* [Extracted entries]:
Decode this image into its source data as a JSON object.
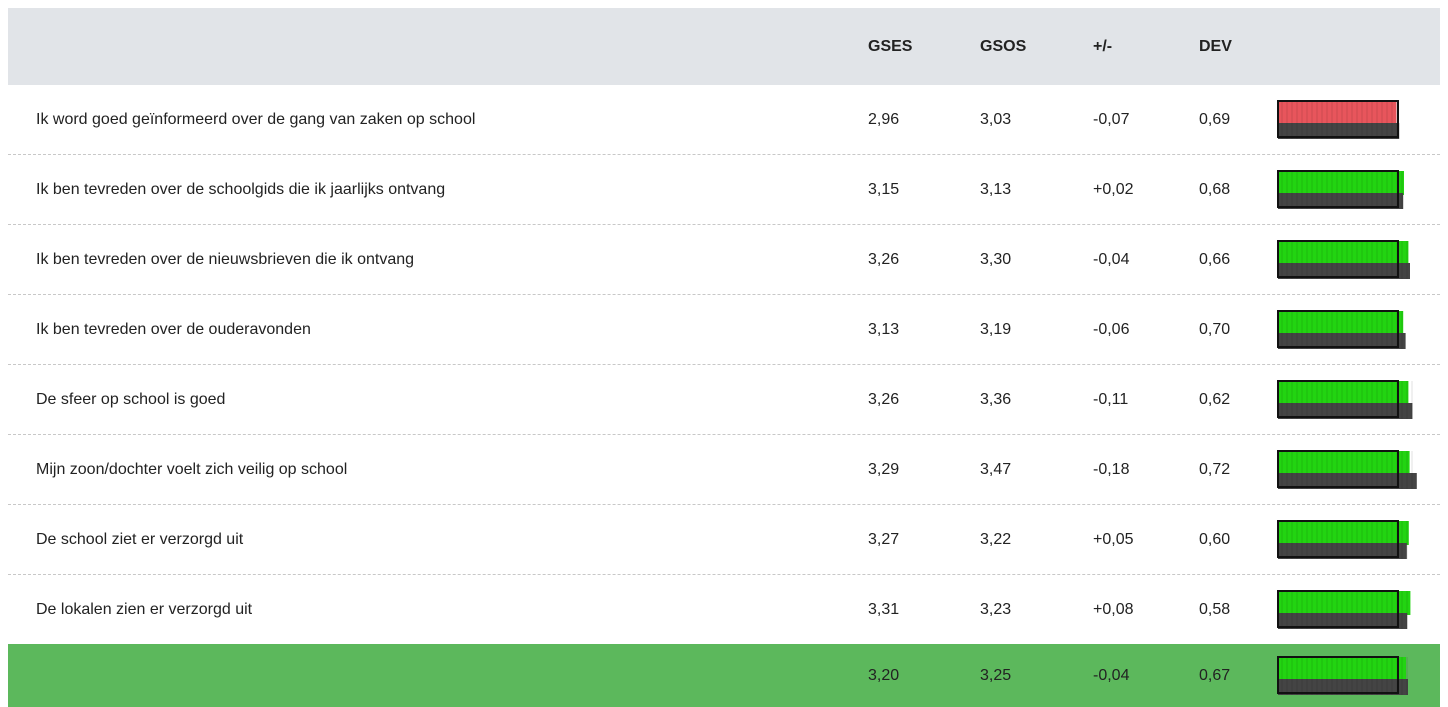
{
  "table": {
    "header": [
      "GSES",
      "GSOS",
      "+/-",
      "DEV"
    ],
    "rows": [
      {
        "label": "Ik word goed geïnformeerd over de gang van zaken op school",
        "gses": "2,96",
        "gsos": "3,03",
        "diff": "-0,07",
        "dev": "0,69"
      },
      {
        "label": "Ik ben tevreden over de schoolgids die ik jaarlijks ontvang",
        "gses": "3,15",
        "gsos": "3,13",
        "diff": "+0,02",
        "dev": "0,68"
      },
      {
        "label": "Ik ben tevreden over de nieuwsbrieven die ik ontvang",
        "gses": "3,26",
        "gsos": "3,30",
        "diff": "-0,04",
        "dev": "0,66"
      },
      {
        "label": "Ik ben tevreden over de ouderavonden",
        "gses": "3,13",
        "gsos": "3,19",
        "diff": "-0,06",
        "dev": "0,70"
      },
      {
        "label": "De sfeer op school is goed",
        "gses": "3,26",
        "gsos": "3,36",
        "diff": "-0,11",
        "dev": "0,62"
      },
      {
        "label": "Mijn zoon/dochter voelt zich veilig op school",
        "gses": "3,29",
        "gsos": "3,47",
        "diff": "-0,18",
        "dev": "0,72"
      },
      {
        "label": "De school ziet er verzorgd uit",
        "gses": "3,27",
        "gsos": "3,22",
        "diff": "+0,05",
        "dev": "0,60"
      },
      {
        "label": "De lokalen zien er verzorgd uit",
        "gses": "3,31",
        "gsos": "3,23",
        "diff": "+0,08",
        "dev": "0,58"
      }
    ],
    "total": {
      "gses": "3,20",
      "gsos": "3,25",
      "diff": "-0,04",
      "dev": "0,67"
    },
    "bars": {
      "xlim": [
        0,
        4
      ],
      "threshold": 3,
      "color_above": "#22d411",
      "color_below": "#e8555c",
      "color_base": "#444444"
    }
  }
}
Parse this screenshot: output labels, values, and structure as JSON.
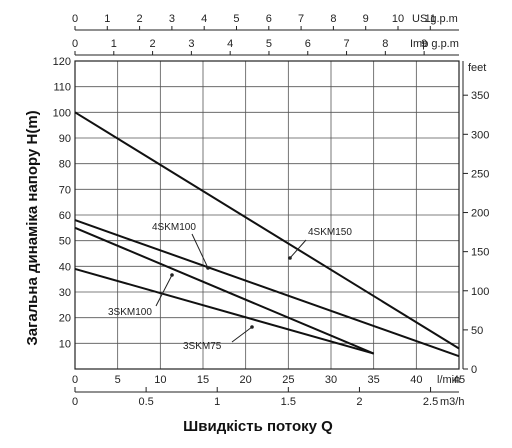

* [What the task requires]:
The records above need to be restated word for word, with the pictures left out.

* [Result]:
Decode this image into its source data as a JSON object.
{
  "table": {
    "header": [
      "GSES",
      "GSOS",
      "+/-",
      "DEV"
    ],
    "rows": [
      {
        "label": "Ik word goed geïnformeerd over de gang van zaken op school",
        "gses": "2,96",
        "gsos": "3,03",
        "diff": "-0,07",
        "dev": "0,69"
      },
      {
        "label": "Ik ben tevreden over de schoolgids die ik jaarlijks ontvang",
        "gses": "3,15",
        "gsos": "3,13",
        "diff": "+0,02",
        "dev": "0,68"
      },
      {
        "label": "Ik ben tevreden over de nieuwsbrieven die ik ontvang",
        "gses": "3,26",
        "gsos": "3,30",
        "diff": "-0,04",
        "dev": "0,66"
      },
      {
        "label": "Ik ben tevreden over de ouderavonden",
        "gses": "3,13",
        "gsos": "3,19",
        "diff": "-0,06",
        "dev": "0,70"
      },
      {
        "label": "De sfeer op school is goed",
        "gses": "3,26",
        "gsos": "3,36",
        "diff": "-0,11",
        "dev": "0,62"
      },
      {
        "label": "Mijn zoon/dochter voelt zich veilig op school",
        "gses": "3,29",
        "gsos": "3,47",
        "diff": "-0,18",
        "dev": "0,72"
      },
      {
        "label": "De school ziet er verzorgd uit",
        "gses": "3,27",
        "gsos": "3,22",
        "diff": "+0,05",
        "dev": "0,60"
      },
      {
        "label": "De lokalen zien er verzorgd uit",
        "gses": "3,31",
        "gsos": "3,23",
        "diff": "+0,08",
        "dev": "0,58"
      }
    ],
    "total": {
      "gses": "3,20",
      "gsos": "3,25",
      "diff": "-0,04",
      "dev": "0,67"
    },
    "bars": {
      "xlim": [
        0,
        4
      ],
      "threshold": 3,
      "color_above": "#22d411",
      "color_below": "#e8555c",
      "color_base": "#444444"
    }
  }
}
Parse this screenshot: output labels, values, and structure as JSON.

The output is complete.